Begin Available data
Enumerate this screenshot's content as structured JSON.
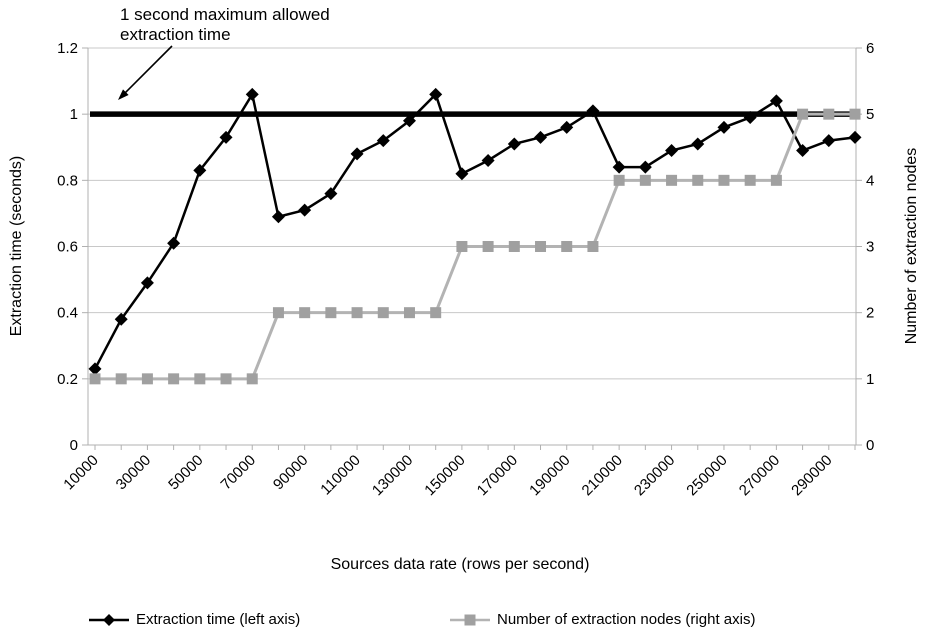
{
  "chart_data": {
    "type": "line",
    "x": [
      10000,
      20000,
      30000,
      40000,
      50000,
      60000,
      70000,
      80000,
      90000,
      100000,
      110000,
      120000,
      130000,
      140000,
      150000,
      160000,
      170000,
      180000,
      190000,
      200000,
      210000,
      220000,
      230000,
      240000,
      250000,
      260000,
      270000,
      280000,
      290000,
      300000
    ],
    "x_tick_labels": [
      "10000",
      "30000",
      "50000",
      "70000",
      "90000",
      "110000",
      "130000",
      "150000",
      "170000",
      "190000",
      "210000",
      "230000",
      "250000",
      "270000",
      "290000"
    ],
    "series": [
      {
        "name": "Extraction time (left axis)",
        "axis": "left",
        "marker": "diamond",
        "line_color": "#000000",
        "marker_color": "#000000",
        "values": [
          0.23,
          0.38,
          0.49,
          0.61,
          0.83,
          0.93,
          1.06,
          0.69,
          0.71,
          0.76,
          0.88,
          0.92,
          0.98,
          1.06,
          0.82,
          0.86,
          0.91,
          0.93,
          0.96,
          1.01,
          0.84,
          0.84,
          0.89,
          0.91,
          0.96,
          0.99,
          1.04,
          0.89,
          0.92,
          0.93
        ]
      },
      {
        "name": "Number of extraction nodes (right axis)",
        "axis": "right",
        "marker": "square",
        "line_color": "#b3b3b3",
        "marker_color": "#a0a0a0",
        "values": [
          1,
          1,
          1,
          1,
          1,
          1,
          1,
          2,
          2,
          2,
          2,
          2,
          2,
          2,
          3,
          3,
          3,
          3,
          3,
          3,
          4,
          4,
          4,
          4,
          4,
          4,
          4,
          5,
          5,
          5
        ]
      }
    ],
    "max_line": {
      "value": 1,
      "color": "#000000",
      "annotation": "1 second maximum allowed extraction time",
      "annotation_lines": [
        "1 second maximum allowed",
        "extraction time"
      ]
    },
    "title": "",
    "xlabel": "Sources data rate (rows per second)",
    "ylabel_left": "Extraction time (seconds)",
    "ylabel_right": "Number of extraction nodes",
    "ylim_left": [
      0,
      1.2
    ],
    "ylim_right": [
      0,
      6
    ],
    "left_ticks": [
      "0",
      "0.2",
      "0.4",
      "0.6",
      "0.8",
      "1",
      "1.2"
    ],
    "right_ticks": [
      "0",
      "1",
      "2",
      "3",
      "4",
      "5",
      "6"
    ],
    "grid": "horizontal",
    "legend_position": "bottom"
  },
  "legend": {
    "items": [
      {
        "label": "Extraction time (left axis)"
      },
      {
        "label": "Number of extraction nodes (right axis)"
      }
    ]
  },
  "colors": {
    "background": "#ffffff",
    "grid": "#c8c8c8",
    "axis": "#b0b0b0",
    "text": "#000000",
    "series1": "#000000",
    "series2_line": "#b3b3b3",
    "series2_marker": "#a0a0a0"
  }
}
End Available data
▶ **Directive**: Looking at the listing above, how many of its lines contain the string "maximum"? Give the number alone.

▶ **Answer to this problem**: 2